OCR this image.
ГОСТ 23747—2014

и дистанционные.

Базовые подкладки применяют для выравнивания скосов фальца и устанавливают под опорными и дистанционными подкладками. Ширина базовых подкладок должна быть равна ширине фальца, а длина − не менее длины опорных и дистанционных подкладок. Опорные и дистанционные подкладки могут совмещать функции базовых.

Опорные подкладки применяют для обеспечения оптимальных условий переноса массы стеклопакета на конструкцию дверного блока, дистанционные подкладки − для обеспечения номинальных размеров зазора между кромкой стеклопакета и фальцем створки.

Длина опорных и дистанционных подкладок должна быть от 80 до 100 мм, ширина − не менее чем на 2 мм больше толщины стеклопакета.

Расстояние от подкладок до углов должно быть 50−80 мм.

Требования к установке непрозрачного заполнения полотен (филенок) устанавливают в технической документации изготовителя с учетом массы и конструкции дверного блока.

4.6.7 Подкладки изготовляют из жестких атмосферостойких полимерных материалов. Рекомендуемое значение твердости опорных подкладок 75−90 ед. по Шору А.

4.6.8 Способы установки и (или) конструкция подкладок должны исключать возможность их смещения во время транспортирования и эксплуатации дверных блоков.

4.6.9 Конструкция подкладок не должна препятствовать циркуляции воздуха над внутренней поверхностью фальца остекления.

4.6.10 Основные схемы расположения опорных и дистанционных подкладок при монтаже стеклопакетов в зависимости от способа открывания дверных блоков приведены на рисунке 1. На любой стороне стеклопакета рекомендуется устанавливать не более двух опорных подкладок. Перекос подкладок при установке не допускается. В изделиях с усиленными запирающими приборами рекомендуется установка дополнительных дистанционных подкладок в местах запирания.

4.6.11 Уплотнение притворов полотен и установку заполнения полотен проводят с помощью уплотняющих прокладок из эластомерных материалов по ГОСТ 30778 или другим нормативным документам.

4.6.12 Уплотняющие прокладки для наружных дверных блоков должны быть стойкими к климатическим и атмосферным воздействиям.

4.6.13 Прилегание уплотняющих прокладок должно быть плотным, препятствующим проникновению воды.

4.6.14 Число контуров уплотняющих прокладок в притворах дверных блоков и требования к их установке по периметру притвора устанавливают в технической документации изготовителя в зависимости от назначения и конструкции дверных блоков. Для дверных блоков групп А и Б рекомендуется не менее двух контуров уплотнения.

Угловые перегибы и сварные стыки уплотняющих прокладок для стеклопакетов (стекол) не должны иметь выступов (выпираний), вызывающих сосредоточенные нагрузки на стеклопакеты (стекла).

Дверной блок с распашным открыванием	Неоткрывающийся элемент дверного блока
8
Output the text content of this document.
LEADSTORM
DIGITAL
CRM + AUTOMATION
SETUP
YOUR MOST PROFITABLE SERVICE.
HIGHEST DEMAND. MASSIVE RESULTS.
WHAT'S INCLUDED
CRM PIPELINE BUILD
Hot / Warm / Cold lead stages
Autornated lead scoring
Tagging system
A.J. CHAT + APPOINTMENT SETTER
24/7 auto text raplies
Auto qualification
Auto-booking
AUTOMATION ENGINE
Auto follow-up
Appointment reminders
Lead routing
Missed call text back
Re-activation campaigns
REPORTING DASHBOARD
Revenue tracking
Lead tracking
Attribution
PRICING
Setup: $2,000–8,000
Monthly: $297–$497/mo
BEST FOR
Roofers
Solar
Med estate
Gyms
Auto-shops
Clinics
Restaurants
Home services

▬▬▬▬▬▬

## Task description:
Read the entries and show each line that mentions "должно".

## Complete output:
Расстояние от подкладок до углов должно быть 50−80 мм.
4.6.13 Прилегание уплотняющих прокладок должно быть плотным, препятствующим проникновению воды.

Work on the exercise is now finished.